Output the passage of the Form TH notice from "Submission for OMB" up to and including "File No. 270-377.", copied word for word.
** start of EXTRACT **
Submission for OMB Review; Comment Request

Upon Written Request; Copies Available From: Securities and Exchange 
Commission, Office of Investor Education and Advocacy, Washington, DC 
20549-0213.

Extension:
    Form TH; OMB Control No. 3235-0425; SEC File No. 270-377.

    Notice is hereby given that, pursuant to the Paperwork Reduction 
Act of 1995 (44 U.S.C. 3501 et seq.), the Securities and Exchange 
Commission (``Commission'') has submitted to the Office of Management 
and Budget a request for extension of the previously approved 
collection of information discussed below.
    Form TH (17 CFR 239.65, 249.447, 269.10 and 274.404) under the 
Securities Act of 1933 (15 U.S.C. 77a et seq.), the Securities Exchange 
Act of 1934 (15 U.S.C. 78a et seq.), the Trust Indenture Act of 1939 
(15 U.S.C. 77aaa et seq.) and the Investment Company Act of 1940 (15 
U.S.C. 80a-1 et seq.) is used by registrants to notify the Commission 
that an electronic filer is relying on the temporary hardship exemption 
for the filing of a document in paper format that would otherwise be 
required to be filed electronically as prescribed by Rule 201(a) of 
Regulation S-T (17 CFR 232.201(a)). Form TH is a public document and is 
filed on occasion. Form TH must be filed every time an electronic filer 
experiences unanticipated technical difficulties preventing the timely 
preparation and submission of a required electronic filing. 
Approximately 70 registrants file Form TH and it takes an estimated 
0.33 hours per response for a total estimated annual burden of 23 
hours.
    An agency may not conduct or sponsor, and a person is not required 
to respond to, a collection of information unless it displays a 
currently valid control number.
** end of EXTRACT **
** start of ENTRIES SHOWN **
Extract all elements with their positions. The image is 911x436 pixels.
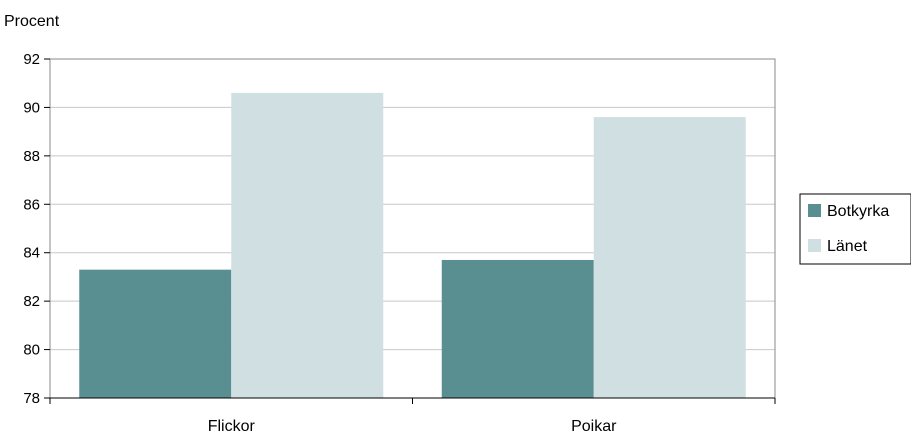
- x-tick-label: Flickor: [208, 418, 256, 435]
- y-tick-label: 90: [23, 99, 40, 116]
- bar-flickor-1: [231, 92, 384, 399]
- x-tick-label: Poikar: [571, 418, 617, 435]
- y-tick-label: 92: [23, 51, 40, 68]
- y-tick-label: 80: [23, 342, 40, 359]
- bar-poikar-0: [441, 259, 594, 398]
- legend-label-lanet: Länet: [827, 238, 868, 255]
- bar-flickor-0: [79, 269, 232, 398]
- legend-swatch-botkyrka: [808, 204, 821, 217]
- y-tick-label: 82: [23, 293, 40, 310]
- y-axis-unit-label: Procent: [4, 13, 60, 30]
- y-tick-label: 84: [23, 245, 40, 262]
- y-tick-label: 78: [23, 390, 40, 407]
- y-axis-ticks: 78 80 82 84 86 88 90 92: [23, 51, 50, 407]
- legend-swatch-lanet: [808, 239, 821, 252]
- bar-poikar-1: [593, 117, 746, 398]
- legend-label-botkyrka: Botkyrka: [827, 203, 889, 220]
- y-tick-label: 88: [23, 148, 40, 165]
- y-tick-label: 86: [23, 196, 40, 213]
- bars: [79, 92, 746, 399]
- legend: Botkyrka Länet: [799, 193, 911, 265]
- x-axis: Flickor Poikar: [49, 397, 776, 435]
** end of ENTRIES SHOWN **
# WORKED SOLUTION:
Submission for OMB Review; Comment Request

Upon Written Request; Copies Available From: Securities and Exchange 
Commission, Office of Investor Education and Advocacy, Washington, DC 
20549-0213.

Extension:
    Form TH; OMB Control No. 3235-0425; SEC File No. 270-377.